◆ EXERCISE BRIEF
Change "eastern Alabama" to "east Alabama" in the football rivalry text below, then write out the passage from "- Longest win" to "the series 23–21–3." with that change.

◆ PAGE EXCERPT
Jacksonville State–Samford football rivalry
- First meeting: November 4, 1905 Howard, 32–0
- Latest meeting: November 30, 2013 Jacksonville State, 55–14

Statistics
- Total meetings: 47
- All-time series: Jacksonville State leads, 23–21–3
- Largest victory: Jacksonville State, 55–7 (2006)
- Longest win streak: Samford, 9 (1921–1933) & Jacksonville State, 9 (2000–present)
- Longest unbeaten streak: Samford, 16 (1905–1933)
- Current win streak: Jacksonville State, 9 (2000–present)

= Jacksonville State–Samford football rivalry =

American college football rivalry

The Jacksonville State–Samford football rivalry is an American college football rivalry between the Jacksonville State Gamecocks and Samford Bulldogs. The two schools are located 80 miles apart from each other in eastern Alabama.

==History==
The two teams first met on the football field in 1905, and have met 47 times since then. Jacksonville State currently leads the series 23–21–3.

◆ SOURCE DATA
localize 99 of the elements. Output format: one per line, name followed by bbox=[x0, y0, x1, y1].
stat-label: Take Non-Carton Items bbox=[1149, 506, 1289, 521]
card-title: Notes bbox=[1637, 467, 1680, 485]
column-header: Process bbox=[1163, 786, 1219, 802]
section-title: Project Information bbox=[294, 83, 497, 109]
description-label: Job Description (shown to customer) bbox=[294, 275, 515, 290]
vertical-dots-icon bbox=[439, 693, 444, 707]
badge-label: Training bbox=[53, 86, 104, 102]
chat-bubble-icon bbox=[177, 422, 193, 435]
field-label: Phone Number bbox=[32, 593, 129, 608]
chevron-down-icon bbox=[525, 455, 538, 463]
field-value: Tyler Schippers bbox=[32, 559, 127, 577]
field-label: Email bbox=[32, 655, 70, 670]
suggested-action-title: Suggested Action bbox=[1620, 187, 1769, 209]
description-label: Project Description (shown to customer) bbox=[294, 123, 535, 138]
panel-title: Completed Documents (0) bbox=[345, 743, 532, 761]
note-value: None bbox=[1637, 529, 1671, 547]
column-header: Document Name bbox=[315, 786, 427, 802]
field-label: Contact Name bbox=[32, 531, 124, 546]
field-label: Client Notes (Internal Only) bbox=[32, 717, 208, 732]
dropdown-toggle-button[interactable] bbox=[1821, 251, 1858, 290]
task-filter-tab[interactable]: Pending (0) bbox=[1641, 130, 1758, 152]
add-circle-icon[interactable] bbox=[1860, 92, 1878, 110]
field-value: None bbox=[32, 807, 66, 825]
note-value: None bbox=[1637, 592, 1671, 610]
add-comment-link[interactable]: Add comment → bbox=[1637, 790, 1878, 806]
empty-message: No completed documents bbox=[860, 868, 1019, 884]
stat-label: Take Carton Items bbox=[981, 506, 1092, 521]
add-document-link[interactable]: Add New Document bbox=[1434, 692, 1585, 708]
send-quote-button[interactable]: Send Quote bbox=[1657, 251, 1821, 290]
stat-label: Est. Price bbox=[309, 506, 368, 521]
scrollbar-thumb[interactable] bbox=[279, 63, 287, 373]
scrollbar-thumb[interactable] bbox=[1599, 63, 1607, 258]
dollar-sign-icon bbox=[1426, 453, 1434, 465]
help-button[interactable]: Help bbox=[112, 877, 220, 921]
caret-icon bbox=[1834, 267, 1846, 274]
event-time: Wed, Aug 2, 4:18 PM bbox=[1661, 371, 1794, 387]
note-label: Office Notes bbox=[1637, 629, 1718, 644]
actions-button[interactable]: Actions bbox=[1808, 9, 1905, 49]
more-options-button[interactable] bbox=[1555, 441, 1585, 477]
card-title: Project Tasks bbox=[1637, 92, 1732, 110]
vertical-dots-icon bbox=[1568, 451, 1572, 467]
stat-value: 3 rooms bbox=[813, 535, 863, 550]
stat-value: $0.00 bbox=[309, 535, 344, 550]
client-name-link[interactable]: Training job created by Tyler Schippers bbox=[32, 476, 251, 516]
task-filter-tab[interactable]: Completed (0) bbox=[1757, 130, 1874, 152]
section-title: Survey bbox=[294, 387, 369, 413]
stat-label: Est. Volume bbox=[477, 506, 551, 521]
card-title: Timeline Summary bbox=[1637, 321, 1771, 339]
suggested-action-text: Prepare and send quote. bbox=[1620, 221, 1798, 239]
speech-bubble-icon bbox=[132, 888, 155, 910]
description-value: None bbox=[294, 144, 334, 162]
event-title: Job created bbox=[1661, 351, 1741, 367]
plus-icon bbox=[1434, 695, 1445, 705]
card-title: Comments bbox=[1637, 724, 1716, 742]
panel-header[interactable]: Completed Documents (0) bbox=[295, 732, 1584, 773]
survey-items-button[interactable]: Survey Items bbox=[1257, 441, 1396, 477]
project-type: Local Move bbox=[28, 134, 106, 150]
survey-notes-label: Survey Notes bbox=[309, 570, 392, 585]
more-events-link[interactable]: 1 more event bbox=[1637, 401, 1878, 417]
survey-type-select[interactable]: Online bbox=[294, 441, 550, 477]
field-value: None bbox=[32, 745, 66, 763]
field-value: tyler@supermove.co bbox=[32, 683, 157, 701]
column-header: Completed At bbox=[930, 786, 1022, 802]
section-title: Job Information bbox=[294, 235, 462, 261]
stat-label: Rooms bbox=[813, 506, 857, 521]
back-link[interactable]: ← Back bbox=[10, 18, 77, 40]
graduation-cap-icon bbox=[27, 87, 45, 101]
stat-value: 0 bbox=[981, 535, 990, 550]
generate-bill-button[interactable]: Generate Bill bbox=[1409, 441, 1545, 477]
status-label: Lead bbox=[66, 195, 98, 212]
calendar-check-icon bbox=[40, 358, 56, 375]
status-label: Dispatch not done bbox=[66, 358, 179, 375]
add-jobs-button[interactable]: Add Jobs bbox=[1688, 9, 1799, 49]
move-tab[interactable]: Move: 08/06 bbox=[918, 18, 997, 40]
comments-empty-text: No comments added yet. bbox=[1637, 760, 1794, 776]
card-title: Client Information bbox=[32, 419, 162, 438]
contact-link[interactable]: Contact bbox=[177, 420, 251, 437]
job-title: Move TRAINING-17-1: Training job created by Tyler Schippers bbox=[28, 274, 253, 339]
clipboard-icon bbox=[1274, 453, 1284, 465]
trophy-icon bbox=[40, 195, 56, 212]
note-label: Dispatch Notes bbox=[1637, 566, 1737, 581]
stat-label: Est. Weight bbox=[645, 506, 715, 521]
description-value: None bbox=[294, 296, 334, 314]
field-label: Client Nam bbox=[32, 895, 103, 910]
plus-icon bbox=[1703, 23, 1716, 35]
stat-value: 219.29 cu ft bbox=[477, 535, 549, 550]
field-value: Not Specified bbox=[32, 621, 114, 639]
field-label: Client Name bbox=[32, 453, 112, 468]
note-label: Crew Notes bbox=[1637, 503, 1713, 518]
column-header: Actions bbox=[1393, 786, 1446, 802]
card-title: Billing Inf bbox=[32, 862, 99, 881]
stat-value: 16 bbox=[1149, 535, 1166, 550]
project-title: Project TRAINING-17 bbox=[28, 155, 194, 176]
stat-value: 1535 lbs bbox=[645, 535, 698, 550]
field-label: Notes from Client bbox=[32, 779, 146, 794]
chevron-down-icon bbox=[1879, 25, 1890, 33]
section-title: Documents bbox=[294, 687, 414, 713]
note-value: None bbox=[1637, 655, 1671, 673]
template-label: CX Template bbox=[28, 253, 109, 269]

◆ TASK RESULT
- Longest win streak: Samford, 9 (1921–1933) & Jacksonville State, 9 (2000–present)
- Longest unbeaten streak: Samford, 16 (1905–1933)
- Current win streak: Jacksonville State, 9 (2000–present)

= Jacksonville State–Samford football rivalry =

American college football rivalry

The Jacksonville State–Samford football rivalry is an American college football rivalry between the Jacksonville State Gamecocks and Samford Bulldogs. The two schools are located 80 miles apart from each other in east Alabama.

==History==
The two teams first met on the football field in 1905, and have met 47 times since then. Jacksonville State currently leads the series 23–21–3.